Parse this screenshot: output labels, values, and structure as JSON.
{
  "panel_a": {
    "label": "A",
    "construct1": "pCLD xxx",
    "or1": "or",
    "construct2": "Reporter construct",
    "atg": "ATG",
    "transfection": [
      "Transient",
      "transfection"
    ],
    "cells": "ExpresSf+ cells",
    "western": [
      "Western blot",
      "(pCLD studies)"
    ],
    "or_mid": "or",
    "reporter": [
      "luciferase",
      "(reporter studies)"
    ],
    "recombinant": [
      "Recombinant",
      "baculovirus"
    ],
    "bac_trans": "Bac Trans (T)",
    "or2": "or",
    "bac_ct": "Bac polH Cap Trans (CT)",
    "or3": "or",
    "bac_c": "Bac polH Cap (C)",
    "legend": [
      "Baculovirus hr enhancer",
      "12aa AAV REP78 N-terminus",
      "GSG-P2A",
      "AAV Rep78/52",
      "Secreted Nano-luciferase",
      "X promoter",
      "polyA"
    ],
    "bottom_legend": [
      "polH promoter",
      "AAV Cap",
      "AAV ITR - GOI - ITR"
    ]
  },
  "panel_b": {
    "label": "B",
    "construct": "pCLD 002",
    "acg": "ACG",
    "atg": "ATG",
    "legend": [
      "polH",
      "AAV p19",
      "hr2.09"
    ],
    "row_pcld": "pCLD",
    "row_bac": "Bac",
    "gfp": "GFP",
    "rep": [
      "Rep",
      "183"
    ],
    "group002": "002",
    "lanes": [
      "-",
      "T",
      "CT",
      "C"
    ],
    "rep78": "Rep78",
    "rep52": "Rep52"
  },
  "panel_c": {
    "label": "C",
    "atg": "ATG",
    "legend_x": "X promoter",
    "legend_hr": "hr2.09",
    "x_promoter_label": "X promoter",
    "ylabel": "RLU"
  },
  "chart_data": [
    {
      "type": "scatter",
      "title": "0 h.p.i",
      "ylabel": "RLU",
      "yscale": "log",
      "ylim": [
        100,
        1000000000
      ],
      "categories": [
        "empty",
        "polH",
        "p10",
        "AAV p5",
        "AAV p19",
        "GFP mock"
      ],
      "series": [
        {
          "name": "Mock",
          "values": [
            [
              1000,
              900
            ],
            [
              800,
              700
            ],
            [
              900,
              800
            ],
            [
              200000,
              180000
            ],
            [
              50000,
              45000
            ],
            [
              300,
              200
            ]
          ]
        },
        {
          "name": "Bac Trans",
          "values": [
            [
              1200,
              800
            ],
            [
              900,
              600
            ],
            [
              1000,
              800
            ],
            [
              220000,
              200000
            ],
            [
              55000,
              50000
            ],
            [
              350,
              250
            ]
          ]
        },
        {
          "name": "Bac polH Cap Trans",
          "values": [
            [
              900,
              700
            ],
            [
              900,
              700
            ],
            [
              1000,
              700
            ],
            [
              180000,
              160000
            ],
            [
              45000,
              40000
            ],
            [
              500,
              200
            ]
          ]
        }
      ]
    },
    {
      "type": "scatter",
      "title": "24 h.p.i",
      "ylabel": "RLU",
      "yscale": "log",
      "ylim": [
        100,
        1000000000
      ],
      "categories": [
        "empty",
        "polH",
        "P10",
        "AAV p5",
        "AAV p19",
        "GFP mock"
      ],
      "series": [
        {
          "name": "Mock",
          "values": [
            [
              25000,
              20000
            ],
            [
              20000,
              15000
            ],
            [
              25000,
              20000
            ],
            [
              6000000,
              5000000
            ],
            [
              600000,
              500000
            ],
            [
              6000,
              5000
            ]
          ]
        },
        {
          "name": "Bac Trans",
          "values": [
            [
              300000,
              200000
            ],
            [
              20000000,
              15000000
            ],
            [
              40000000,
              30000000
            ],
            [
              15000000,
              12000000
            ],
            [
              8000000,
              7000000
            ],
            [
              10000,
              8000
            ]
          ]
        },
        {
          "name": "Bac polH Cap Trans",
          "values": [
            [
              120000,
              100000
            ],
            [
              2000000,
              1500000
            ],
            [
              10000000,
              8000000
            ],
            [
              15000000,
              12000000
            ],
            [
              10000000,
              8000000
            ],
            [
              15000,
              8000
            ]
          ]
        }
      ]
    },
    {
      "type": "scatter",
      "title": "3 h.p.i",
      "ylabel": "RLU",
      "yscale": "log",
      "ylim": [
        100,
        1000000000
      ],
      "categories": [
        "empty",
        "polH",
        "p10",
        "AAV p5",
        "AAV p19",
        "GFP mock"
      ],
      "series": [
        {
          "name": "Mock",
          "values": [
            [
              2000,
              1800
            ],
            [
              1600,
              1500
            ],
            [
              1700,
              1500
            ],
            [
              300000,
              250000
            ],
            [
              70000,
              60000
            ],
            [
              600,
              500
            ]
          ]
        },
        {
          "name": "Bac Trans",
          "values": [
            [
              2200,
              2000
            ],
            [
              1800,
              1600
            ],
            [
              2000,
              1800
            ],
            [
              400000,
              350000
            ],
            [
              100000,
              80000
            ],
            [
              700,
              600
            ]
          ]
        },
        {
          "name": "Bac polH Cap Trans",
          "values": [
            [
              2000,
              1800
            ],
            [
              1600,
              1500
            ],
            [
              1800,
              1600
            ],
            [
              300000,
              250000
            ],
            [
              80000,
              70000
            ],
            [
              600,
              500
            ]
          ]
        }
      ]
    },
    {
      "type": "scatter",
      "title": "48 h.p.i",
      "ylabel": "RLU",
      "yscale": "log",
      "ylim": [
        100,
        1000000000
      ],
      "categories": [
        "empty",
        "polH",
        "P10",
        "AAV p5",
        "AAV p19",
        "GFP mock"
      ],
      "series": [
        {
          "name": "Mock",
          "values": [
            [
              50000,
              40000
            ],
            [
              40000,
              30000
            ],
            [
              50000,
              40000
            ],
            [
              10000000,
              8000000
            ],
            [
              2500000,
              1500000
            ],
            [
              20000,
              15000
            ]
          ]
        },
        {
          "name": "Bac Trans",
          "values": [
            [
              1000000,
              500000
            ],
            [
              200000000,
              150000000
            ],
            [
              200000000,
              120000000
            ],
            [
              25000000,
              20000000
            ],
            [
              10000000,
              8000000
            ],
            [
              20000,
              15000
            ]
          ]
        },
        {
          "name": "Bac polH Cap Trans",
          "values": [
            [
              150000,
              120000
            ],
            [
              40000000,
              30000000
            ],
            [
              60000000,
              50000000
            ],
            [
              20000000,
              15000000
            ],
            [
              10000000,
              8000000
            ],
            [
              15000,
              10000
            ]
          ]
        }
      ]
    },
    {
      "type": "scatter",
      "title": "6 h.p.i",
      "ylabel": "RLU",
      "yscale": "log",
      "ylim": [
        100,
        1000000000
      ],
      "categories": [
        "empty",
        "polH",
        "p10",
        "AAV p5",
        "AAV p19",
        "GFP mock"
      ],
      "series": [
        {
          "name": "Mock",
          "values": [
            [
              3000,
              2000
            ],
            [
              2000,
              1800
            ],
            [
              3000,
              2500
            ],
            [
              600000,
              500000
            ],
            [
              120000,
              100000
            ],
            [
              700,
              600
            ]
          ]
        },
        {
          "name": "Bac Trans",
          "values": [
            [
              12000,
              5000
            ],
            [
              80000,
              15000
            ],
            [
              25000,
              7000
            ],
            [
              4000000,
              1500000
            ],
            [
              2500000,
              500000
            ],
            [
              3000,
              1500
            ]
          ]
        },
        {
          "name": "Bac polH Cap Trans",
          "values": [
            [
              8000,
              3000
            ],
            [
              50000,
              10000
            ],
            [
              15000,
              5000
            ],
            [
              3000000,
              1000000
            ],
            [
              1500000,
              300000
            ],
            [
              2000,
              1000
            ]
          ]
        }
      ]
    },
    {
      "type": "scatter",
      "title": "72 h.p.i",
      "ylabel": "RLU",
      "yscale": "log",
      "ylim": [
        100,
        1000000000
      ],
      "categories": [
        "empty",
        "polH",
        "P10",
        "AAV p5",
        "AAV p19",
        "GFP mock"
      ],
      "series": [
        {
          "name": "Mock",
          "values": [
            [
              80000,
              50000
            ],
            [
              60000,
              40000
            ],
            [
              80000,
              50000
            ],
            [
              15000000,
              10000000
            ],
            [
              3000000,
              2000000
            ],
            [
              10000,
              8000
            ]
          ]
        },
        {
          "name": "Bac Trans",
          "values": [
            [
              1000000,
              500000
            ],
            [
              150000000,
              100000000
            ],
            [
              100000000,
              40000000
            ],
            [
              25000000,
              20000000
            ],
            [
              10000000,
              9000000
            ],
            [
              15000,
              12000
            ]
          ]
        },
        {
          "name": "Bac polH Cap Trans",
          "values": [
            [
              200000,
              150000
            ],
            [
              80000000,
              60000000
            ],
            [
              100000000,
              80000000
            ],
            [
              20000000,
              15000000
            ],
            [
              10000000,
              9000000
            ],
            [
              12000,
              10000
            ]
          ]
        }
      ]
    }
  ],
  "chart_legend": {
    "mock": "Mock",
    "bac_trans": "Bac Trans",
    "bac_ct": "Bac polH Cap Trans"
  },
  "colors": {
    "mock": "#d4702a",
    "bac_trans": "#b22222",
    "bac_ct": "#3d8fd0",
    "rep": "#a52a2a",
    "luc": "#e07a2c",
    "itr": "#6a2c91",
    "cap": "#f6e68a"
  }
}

::::::::::

*Work task*. From the listing above, return every line that contains the word "title".

*Written response*.
      "title": "0 h.p.i",
      "title": "24 h.p.i",
      "title": "3 h.p.i",
      "title": "48 h.p.i",
      "title": "6 h.p.i",
      "title": "72 h.p.i",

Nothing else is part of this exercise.